### What needs to be done
Pull out each line of the data that includes the word "Intervention".

___ Source data ___

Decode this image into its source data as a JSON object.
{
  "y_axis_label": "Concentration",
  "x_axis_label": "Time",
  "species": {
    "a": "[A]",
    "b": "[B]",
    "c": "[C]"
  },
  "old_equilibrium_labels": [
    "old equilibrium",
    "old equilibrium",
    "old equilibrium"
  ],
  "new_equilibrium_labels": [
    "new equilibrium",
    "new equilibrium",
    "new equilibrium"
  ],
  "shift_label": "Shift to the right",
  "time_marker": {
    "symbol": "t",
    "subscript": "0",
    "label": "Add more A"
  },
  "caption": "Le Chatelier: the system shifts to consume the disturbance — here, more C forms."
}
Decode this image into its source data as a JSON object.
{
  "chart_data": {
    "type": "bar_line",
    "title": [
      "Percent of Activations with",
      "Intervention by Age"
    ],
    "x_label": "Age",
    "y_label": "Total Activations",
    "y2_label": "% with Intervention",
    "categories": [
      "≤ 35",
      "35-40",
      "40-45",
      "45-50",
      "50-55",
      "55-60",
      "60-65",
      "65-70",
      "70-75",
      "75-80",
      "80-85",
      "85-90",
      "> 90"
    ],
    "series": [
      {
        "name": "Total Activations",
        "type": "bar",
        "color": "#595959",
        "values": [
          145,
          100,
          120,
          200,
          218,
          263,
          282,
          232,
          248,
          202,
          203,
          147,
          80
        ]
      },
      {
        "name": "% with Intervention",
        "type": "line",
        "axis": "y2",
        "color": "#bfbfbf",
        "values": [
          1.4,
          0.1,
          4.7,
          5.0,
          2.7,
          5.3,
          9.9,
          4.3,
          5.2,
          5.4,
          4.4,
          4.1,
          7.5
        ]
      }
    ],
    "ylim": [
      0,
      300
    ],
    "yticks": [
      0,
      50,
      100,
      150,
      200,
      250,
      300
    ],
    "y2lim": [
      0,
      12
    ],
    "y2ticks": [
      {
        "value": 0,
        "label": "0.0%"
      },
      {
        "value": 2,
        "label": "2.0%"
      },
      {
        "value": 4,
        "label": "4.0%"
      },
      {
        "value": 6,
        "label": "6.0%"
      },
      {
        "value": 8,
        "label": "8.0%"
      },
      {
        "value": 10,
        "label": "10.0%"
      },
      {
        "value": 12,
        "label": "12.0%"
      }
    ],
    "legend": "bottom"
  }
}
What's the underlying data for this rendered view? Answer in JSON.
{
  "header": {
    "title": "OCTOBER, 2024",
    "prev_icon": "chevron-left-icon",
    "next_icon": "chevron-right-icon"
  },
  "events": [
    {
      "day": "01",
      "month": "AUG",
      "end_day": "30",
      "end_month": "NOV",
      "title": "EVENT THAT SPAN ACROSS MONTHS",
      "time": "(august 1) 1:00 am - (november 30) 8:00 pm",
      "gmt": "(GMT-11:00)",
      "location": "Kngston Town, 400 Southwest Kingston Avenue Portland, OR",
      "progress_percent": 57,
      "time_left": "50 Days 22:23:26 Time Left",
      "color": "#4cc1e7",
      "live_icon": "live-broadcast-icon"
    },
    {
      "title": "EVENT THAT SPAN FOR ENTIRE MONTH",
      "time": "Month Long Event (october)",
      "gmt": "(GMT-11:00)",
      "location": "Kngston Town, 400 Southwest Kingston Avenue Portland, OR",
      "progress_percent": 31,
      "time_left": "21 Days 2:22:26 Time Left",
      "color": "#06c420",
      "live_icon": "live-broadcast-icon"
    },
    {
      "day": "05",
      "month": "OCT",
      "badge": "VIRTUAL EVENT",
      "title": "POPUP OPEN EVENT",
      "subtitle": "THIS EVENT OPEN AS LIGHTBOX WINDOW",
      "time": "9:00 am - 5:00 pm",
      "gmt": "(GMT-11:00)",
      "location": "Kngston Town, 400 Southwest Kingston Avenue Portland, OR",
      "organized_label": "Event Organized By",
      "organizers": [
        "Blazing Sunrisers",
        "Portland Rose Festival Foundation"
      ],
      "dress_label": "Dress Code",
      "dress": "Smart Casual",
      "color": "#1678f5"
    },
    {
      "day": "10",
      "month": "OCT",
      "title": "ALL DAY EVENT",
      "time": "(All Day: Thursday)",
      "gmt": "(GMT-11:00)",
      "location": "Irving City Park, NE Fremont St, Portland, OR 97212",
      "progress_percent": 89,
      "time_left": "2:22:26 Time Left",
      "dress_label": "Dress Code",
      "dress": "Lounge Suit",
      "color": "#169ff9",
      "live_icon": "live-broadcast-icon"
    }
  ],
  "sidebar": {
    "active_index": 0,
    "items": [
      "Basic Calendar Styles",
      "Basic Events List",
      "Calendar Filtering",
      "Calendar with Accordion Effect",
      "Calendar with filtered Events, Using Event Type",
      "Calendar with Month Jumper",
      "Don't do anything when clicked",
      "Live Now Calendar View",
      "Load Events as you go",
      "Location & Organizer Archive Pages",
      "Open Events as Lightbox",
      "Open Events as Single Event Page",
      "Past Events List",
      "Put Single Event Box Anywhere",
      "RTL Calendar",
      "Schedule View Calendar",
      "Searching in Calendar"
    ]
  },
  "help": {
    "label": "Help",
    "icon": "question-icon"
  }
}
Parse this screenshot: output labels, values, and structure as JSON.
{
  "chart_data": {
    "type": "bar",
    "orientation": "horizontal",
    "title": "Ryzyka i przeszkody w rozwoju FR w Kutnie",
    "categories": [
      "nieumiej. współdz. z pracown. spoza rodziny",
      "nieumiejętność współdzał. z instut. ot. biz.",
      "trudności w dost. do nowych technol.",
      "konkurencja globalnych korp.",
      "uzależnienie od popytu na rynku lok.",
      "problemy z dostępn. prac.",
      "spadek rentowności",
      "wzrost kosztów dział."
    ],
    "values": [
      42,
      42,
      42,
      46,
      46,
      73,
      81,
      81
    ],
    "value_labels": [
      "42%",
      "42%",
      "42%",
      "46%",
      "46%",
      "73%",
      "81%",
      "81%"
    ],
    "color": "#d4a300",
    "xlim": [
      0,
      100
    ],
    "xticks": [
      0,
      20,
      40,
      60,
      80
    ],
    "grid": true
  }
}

___

### Completed task
      "Intervention by Age"
    "y2_label": "% with Intervention",
        "name": "% with Intervention",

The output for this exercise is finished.